¿Puedes convertir en una lista numerada todo lo que va desde el comienzo de las entradas hasta la línea que contiene "The data latch 27 is at (362, 536).", ambos extremos incluidos, sin las líneas en blanco?

> [DATOS PROPORCIONADOS]
═══

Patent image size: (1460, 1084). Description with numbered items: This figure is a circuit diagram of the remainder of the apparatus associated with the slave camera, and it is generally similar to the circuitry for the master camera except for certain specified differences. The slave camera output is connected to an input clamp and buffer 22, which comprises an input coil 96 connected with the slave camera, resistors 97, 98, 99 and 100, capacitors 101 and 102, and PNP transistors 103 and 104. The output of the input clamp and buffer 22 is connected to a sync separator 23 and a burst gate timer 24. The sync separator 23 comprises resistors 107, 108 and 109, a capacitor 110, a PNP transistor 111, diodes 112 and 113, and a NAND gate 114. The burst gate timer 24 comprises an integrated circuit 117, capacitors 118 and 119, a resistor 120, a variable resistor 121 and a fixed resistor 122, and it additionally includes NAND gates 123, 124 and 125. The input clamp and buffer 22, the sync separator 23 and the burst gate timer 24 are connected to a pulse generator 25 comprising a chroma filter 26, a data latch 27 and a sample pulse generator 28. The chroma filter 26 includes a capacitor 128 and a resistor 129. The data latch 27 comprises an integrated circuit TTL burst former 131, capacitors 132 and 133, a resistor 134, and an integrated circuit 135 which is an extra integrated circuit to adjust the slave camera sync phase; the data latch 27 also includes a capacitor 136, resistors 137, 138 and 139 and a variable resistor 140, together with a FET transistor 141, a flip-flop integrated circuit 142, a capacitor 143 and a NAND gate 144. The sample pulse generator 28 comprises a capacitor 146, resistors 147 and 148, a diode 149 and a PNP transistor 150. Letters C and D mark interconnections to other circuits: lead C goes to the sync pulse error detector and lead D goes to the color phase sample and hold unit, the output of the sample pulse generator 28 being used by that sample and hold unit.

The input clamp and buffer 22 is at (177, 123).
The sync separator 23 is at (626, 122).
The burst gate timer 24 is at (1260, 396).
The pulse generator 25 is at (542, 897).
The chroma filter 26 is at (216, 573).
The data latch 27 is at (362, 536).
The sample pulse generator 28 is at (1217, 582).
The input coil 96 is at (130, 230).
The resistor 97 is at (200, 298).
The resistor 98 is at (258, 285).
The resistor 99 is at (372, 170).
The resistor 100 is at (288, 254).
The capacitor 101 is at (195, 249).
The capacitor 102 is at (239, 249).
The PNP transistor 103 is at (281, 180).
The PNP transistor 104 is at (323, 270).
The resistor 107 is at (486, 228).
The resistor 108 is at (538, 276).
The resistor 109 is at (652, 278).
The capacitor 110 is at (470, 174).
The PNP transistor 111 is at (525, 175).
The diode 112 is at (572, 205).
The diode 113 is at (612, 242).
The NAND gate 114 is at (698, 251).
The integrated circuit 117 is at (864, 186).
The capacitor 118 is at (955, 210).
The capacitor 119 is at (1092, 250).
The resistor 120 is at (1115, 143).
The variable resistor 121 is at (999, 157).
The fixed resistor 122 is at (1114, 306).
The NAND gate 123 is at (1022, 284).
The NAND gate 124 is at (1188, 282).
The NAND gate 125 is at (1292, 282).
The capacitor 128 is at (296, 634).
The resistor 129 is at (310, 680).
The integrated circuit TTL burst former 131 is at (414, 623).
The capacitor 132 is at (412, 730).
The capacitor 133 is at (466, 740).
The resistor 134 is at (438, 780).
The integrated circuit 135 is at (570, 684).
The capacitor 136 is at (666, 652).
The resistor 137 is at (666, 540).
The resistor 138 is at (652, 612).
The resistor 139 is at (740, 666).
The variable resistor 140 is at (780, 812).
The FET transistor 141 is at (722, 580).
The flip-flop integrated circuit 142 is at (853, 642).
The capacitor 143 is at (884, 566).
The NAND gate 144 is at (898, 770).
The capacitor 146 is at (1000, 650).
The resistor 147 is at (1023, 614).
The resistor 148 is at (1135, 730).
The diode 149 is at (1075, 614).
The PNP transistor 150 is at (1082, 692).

═══

> [RESULTADO DEL EJERCICIO]
1. Patent image size: (1460, 1084). Description with numbered items: This figure is a circuit diagram of the remainder of the apparatus associated with the slave camera, and it is generally similar to the circuitry for the master camera except for certain specified differences. The slave camera output is connected to an input clamp and buffer 22, which comprises an input coil 96 connected with the slave camera, resistors 97, 98, 99 and 100, capacitors 101 and 102, and PNP transistors 103 and 104. The output of the input clamp and buffer 22 is connected to a sync separator 23 and a burst gate timer 24. The sync separator 23 comprises resistors 107, 108 and 109, a capacitor 110, a PNP transistor 111, diodes 112 and 113, and a NAND gate 114. The burst gate timer 24 comprises an integrated circuit 117, capacitors 118 and 119, a resistor 120, a variable resistor 121 and a fixed resistor 122, and it additionally includes NAND gates 123, 124 and 125. The input clamp and buffer 22, the sync separator 23 and the burst gate timer 24 are connected to a pulse generator 25 comprising a chroma filter 26, a data latch 27 and a sample pulse generator 28. The chroma filter 26 includes a capacitor 128 and a resistor 129. The data latch 27 comprises an integrated circuit TTL burst former 131, capacitors 132 and 133, a resistor 134, and an integrated circuit 135 which is an extra integrated circuit to adjust the slave camera sync phase; the data latch 27 also includes a capacitor 136, resistors 137, 138 and 139 and a variable resistor 140, together with a FET transistor 141, a flip-flop integrated circuit 142, a capacitor 143 and a NAND gate 144. The sample pulse generator 28 comprises a capacitor 146, resistors 147 and 148, a diode 149 and a PNP transistor 150. Letters C and D mark interconnections to other circuits: lead C goes to the sync pulse error detector and lead D goes to the color phase sample and hold unit, the output of the sample pulse generator 28 being used by that sample and hold unit.
2. The input clamp and buffer 22 is at (177, 123).
3. The sync separator 23 is at (626, 122).
4. The burst gate timer 24 is at (1260, 396).
5. The pulse generator 25 is at (542, 897).
6. The chroma filter 26 is at (216, 573).
7. The data latch 27 is at (362, 536).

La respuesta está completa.